==== DATA TO EXAMINE
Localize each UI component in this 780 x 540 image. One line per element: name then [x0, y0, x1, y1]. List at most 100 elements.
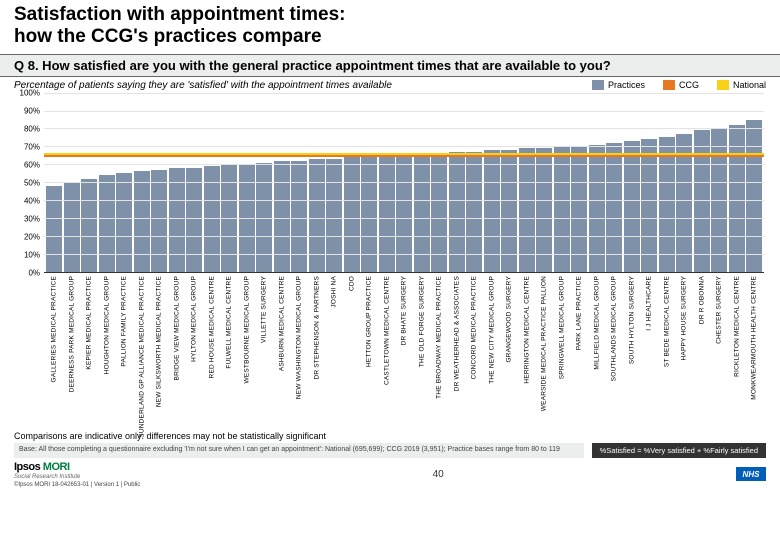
- bar: [624, 141, 640, 272]
- x-label-text: DR BHATE SURGERY: [401, 276, 408, 345]
- x-label-text: CHESTER SURGERY: [716, 276, 723, 344]
- bar: [134, 171, 150, 271]
- legend-swatch-practices: [592, 80, 604, 90]
- x-label: CDO: [344, 276, 360, 428]
- x-label: SOUTH HYLTON SURGERY: [624, 276, 640, 428]
- x-label: BRIDGE VIEW MEDICAL GROUP: [169, 276, 185, 428]
- bar: [169, 168, 185, 272]
- mori-word: MORI: [43, 461, 70, 473]
- x-label: ST BEDE MEDICAL CENTRE: [659, 276, 675, 428]
- national-line: [44, 153, 764, 155]
- x-label-text: SPRINGWELL MEDICAL GROUP: [558, 276, 565, 379]
- x-label: GALLERIES MEDICAL PRACTICE: [46, 276, 62, 428]
- x-label: ASHBURN MEDICAL CENTRE: [274, 276, 290, 428]
- y-tick: 80%: [24, 124, 40, 133]
- x-label: SPRINGWELL MEDICAL GROUP: [554, 276, 570, 428]
- x-label: THE BROADWAY MEDICAL PRACTICE: [431, 276, 447, 428]
- chart: 0%10%20%30%40%50%60%70%80%90%100% GALLER…: [14, 93, 766, 428]
- x-label: HOUGHTON MEDICAL GROUP: [99, 276, 115, 428]
- y-tick: 90%: [24, 106, 40, 115]
- page-title: Satisfaction with appointment times:how …: [14, 4, 766, 48]
- branding: Ipsos MORI Social Research Institute ©Ip…: [14, 461, 140, 488]
- x-label-text: HYLTON MEDICAL GROUP: [191, 276, 198, 362]
- bar: [659, 137, 675, 271]
- x-label-text: MONKWEARMOUTH HEALTH CENTRE: [751, 276, 758, 400]
- sri-label: Social Research Institute: [14, 474, 140, 480]
- x-label-text: THE NEW CITY MEDICAL GROUP: [488, 276, 495, 384]
- bar: [99, 175, 115, 272]
- satisfied-note: %Satisfied = %Very satisfied + %Fairly s…: [592, 443, 766, 458]
- nhs-logo: NHS: [736, 467, 766, 481]
- x-label-text: HERRINGTON MEDICAL CENTRE: [523, 276, 530, 384]
- x-label: RICKLETON MEDICAL CENTRE: [729, 276, 745, 428]
- gridline: [44, 111, 764, 112]
- x-label: THE OLD FORGE SURGERY: [414, 276, 430, 428]
- x-label: I J HEALTHCARE: [641, 276, 657, 428]
- bar: [116, 173, 132, 271]
- bar: [151, 170, 167, 272]
- bar: [81, 179, 97, 272]
- x-label-text: NEW WASHINGTON MEDICAL GROUP: [296, 276, 303, 399]
- legend-ccg: CCG: [663, 80, 699, 90]
- x-label-text: BRIDGE VIEW MEDICAL GROUP: [173, 276, 180, 380]
- x-label-text: VILLETTE SURGERY: [261, 276, 268, 343]
- x-label-text: SUNDERLAND GP ALLIANCE MEDICAL PRACTICE: [138, 276, 145, 438]
- x-label-text: ASHBURN MEDICAL CENTRE: [278, 276, 285, 371]
- gridline: [44, 182, 764, 183]
- x-label: HERRINGTON MEDICAL CENTRE: [519, 276, 535, 428]
- footer-row: Base: All those completing a questionnai…: [0, 443, 780, 458]
- bottom-bar: Ipsos MORI Social Research Institute ©Ip…: [0, 458, 780, 488]
- y-tick: 50%: [24, 178, 40, 187]
- bar: [64, 182, 80, 272]
- bar: [641, 139, 657, 271]
- x-label-text: FULWELL MEDICAL CENTRE: [226, 276, 233, 369]
- x-label: NEW WASHINGTON MEDICAL GROUP: [291, 276, 307, 428]
- x-label-text: THE BROADWAY MEDICAL PRACTICE: [436, 276, 443, 399]
- bar: [46, 186, 62, 272]
- legend-swatch-national: [717, 80, 729, 90]
- x-label: WEARSIDE MEDICAL PRACTICE PALLION: [536, 276, 552, 428]
- subtitle-row: Percentage of patients saying they are '…: [0, 77, 780, 93]
- x-labels: GALLERIES MEDICAL PRACTICEDEERNESS PARK …: [44, 276, 764, 428]
- x-label-text: GRANGEWOOD SURGERY: [506, 276, 513, 363]
- legend-label-ccg: CCG: [679, 80, 699, 90]
- y-tick: 100%: [20, 88, 40, 97]
- gridline: [44, 128, 764, 129]
- plot-area: [44, 93, 764, 273]
- x-label-text: THE OLD FORGE SURGERY: [418, 276, 425, 367]
- x-label: CASTLETOWN MEDICAL CENTRE: [379, 276, 395, 428]
- y-tick: 60%: [24, 160, 40, 169]
- x-label-text: PARK LANE PRACTICE: [576, 276, 583, 350]
- y-tick: 20%: [24, 232, 40, 241]
- x-label: HAPPY HOUSE SURGERY: [676, 276, 692, 428]
- y-tick: 70%: [24, 142, 40, 151]
- x-label-text: I J HEALTHCARE: [646, 276, 653, 331]
- y-tick: 10%: [24, 250, 40, 259]
- x-label-text: CDO: [348, 276, 355, 291]
- gridline: [44, 200, 764, 201]
- x-label-text: WEARSIDE MEDICAL PRACTICE PALLION: [541, 276, 548, 411]
- x-label: CONCORD MEDICAL PRACTICE: [466, 276, 482, 428]
- gridline: [44, 254, 764, 255]
- bar: [746, 120, 762, 272]
- x-label: HYLTON MEDICAL GROUP: [186, 276, 202, 428]
- x-label-text: ST BEDE MEDICAL CENTRE: [663, 276, 670, 367]
- bar: [186, 168, 202, 272]
- bar: [606, 143, 622, 272]
- subtitle: Percentage of patients saying they are '…: [14, 80, 392, 91]
- x-label: DR R OBONNA: [694, 276, 710, 428]
- x-label: GRANGEWOOD SURGERY: [501, 276, 517, 428]
- legend-label-practices: Practices: [608, 80, 645, 90]
- bar: [274, 161, 290, 272]
- x-label-text: MILLFIELD MEDICAL GROUP: [593, 276, 600, 370]
- y-tick: 40%: [24, 196, 40, 205]
- x-label: VILLETTE SURGERY: [256, 276, 272, 428]
- gridline: [44, 93, 764, 94]
- ccg-line: [44, 155, 764, 157]
- y-tick: 30%: [24, 214, 40, 223]
- x-label: PARK LANE PRACTICE: [571, 276, 587, 428]
- comparison-note: Comparisons are indicative only: differe…: [0, 428, 780, 443]
- x-label: CHESTER SURGERY: [711, 276, 727, 428]
- x-label: MILLFIELD MEDICAL GROUP: [589, 276, 605, 428]
- x-label-text: WESTBOURNE MEDICAL GROUP: [243, 276, 250, 384]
========
WHAT THE TASK REQUIRES: The answer is the whole listing above, written out verbatim, without its pictures.

ANSWER BELOW:
Localize each UI component in this 780 x 540 image. One line per element: name then [x0, y0, x1, y1]. List at most 100 elements.
- bar: [624, 141, 640, 272]
- x-label-text: DR BHATE SURGERY: [401, 276, 408, 345]
- x-label-text: CHESTER SURGERY: [716, 276, 723, 344]
- bar: [134, 171, 150, 271]
- legend-swatch-practices: [592, 80, 604, 90]
- x-label: CDO: [344, 276, 360, 428]
- x-label: SOUTH HYLTON SURGERY: [624, 276, 640, 428]
- x-label: BRIDGE VIEW MEDICAL GROUP: [169, 276, 185, 428]
- bar: [169, 168, 185, 272]
- mori-word: MORI: [43, 461, 70, 473]
- x-label: ST BEDE MEDICAL CENTRE: [659, 276, 675, 428]
- national-line: [44, 153, 764, 155]
- x-label-text: SPRINGWELL MEDICAL GROUP: [558, 276, 565, 379]
- x-label: GALLERIES MEDICAL PRACTICE: [46, 276, 62, 428]
- x-label: ASHBURN MEDICAL CENTRE: [274, 276, 290, 428]
- y-tick: 80%: [24, 124, 40, 133]
- x-label: SPRINGWELL MEDICAL GROUP: [554, 276, 570, 428]
- x-label: THE BROADWAY MEDICAL PRACTICE: [431, 276, 447, 428]
- chart: 0%10%20%30%40%50%60%70%80%90%100% GALLER…: [14, 93, 766, 428]
- x-label: HOUGHTON MEDICAL GROUP: [99, 276, 115, 428]
- y-tick: 90%: [24, 106, 40, 115]
- page-title: Satisfaction with appointment times:how …: [14, 4, 766, 48]
- branding: Ipsos MORI Social Research Institute ©Ip…: [14, 461, 140, 488]
- x-label-text: HYLTON MEDICAL GROUP: [191, 276, 198, 362]
- bar: [659, 137, 675, 271]
- x-label-text: MONKWEARMOUTH HEALTH CENTRE: [751, 276, 758, 400]
- sri-label: Social Research Institute: [14, 474, 140, 480]
- x-label-text: THE NEW CITY MEDICAL GROUP: [488, 276, 495, 384]
- bar: [99, 175, 115, 272]
- satisfied-note: %Satisfied = %Very satisfied + %Fairly s…: [592, 443, 766, 458]
- nhs-logo: NHS: [736, 467, 766, 481]
- x-label-text: HERRINGTON MEDICAL CENTRE: [523, 276, 530, 384]
- x-label: RICKLETON MEDICAL CENTRE: [729, 276, 745, 428]
- gridline: [44, 111, 764, 112]
- x-label: THE OLD FORGE SURGERY: [414, 276, 430, 428]
- x-label: I J HEALTHCARE: [641, 276, 657, 428]
- bar: [116, 173, 132, 271]
- bar: [151, 170, 167, 272]
- bar: [81, 179, 97, 272]
- x-label-text: NEW WASHINGTON MEDICAL GROUP: [296, 276, 303, 399]
- legend-ccg: CCG: [663, 80, 699, 90]
- x-label-text: BRIDGE VIEW MEDICAL GROUP: [173, 276, 180, 380]
- x-label-text: VILLETTE SURGERY: [261, 276, 268, 343]
- x-label-text: SUNDERLAND GP ALLIANCE MEDICAL PRACTICE: [138, 276, 145, 438]
- x-label-text: ASHBURN MEDICAL CENTRE: [278, 276, 285, 371]
- gridline: [44, 182, 764, 183]
- x-label: HERRINGTON MEDICAL CENTRE: [519, 276, 535, 428]
- footer-row: Base: All those completing a questionnai…: [0, 443, 780, 458]
- bottom-bar: Ipsos MORI Social Research Institute ©Ip…: [0, 458, 780, 488]
- y-tick: 50%: [24, 178, 40, 187]
- bar: [64, 182, 80, 272]
- bar: [641, 139, 657, 271]
- x-label-text: FULWELL MEDICAL CENTRE: [226, 276, 233, 369]
- x-label: NEW WASHINGTON MEDICAL GROUP: [291, 276, 307, 428]
- x-label-text: THE BROADWAY MEDICAL PRACTICE: [436, 276, 443, 399]
- bar: [46, 186, 62, 272]
- legend-swatch-national: [717, 80, 729, 90]
- x-label: WEARSIDE MEDICAL PRACTICE PALLION: [536, 276, 552, 428]
- subtitle-row: Percentage of patients saying they are '…: [0, 77, 780, 93]
- x-labels: GALLERIES MEDICAL PRACTICEDEERNESS PARK …: [44, 276, 764, 428]
- x-label-text: GRANGEWOOD SURGERY: [506, 276, 513, 363]
- legend-label-ccg: CCG: [679, 80, 699, 90]
- y-tick: 100%: [20, 88, 40, 97]
- gridline: [44, 128, 764, 129]
- plot-area: [44, 93, 764, 273]
- x-label-text: THE OLD FORGE SURGERY: [418, 276, 425, 367]
- x-label: CASTLETOWN MEDICAL CENTRE: [379, 276, 395, 428]
- y-tick: 60%: [24, 160, 40, 169]
- x-label-text: PARK LANE PRACTICE: [576, 276, 583, 350]
- y-tick: 20%: [24, 232, 40, 241]
- x-label: HAPPY HOUSE SURGERY: [676, 276, 692, 428]
- y-tick: 70%: [24, 142, 40, 151]
- x-label-text: I J HEALTHCARE: [646, 276, 653, 331]
- y-tick: 10%: [24, 250, 40, 259]
- x-label-text: CDO: [348, 276, 355, 291]
- gridline: [44, 200, 764, 201]
- x-label-text: WEARSIDE MEDICAL PRACTICE PALLION: [541, 276, 548, 411]
- x-label: CONCORD MEDICAL PRACTICE: [466, 276, 482, 428]
- gridline: [44, 254, 764, 255]
- bar: [746, 120, 762, 272]
- x-label: HYLTON MEDICAL GROUP: [186, 276, 202, 428]
- x-label-text: ST BEDE MEDICAL CENTRE: [663, 276, 670, 367]
- bar: [186, 168, 202, 272]
- bar: [606, 143, 622, 272]
- subtitle: Percentage of patients saying they are '…: [14, 80, 392, 91]
- x-label: DR R OBONNA: [694, 276, 710, 428]
- x-label: GRANGEWOOD SURGERY: [501, 276, 517, 428]
- legend-label-practices: Practices: [608, 80, 645, 90]
- bar: [274, 161, 290, 272]
- x-label-text: MILLFIELD MEDICAL GROUP: [593, 276, 600, 370]
- y-tick: 40%: [24, 196, 40, 205]
- x-label: VILLETTE SURGERY: [256, 276, 272, 428]
- gridline: [44, 93, 764, 94]
- ccg-line: [44, 155, 764, 157]
- y-tick: 30%: [24, 214, 40, 223]
- x-label: PARK LANE PRACTICE: [571, 276, 587, 428]
- comparison-note: Comparisons are indicative only: differe…: [0, 428, 780, 443]
- x-label: CHESTER SURGERY: [711, 276, 727, 428]
- x-label: MILLFIELD MEDICAL GROUP: [589, 276, 605, 428]
- x-label-text: WESTBOURNE MEDICAL GROUP: [243, 276, 250, 384]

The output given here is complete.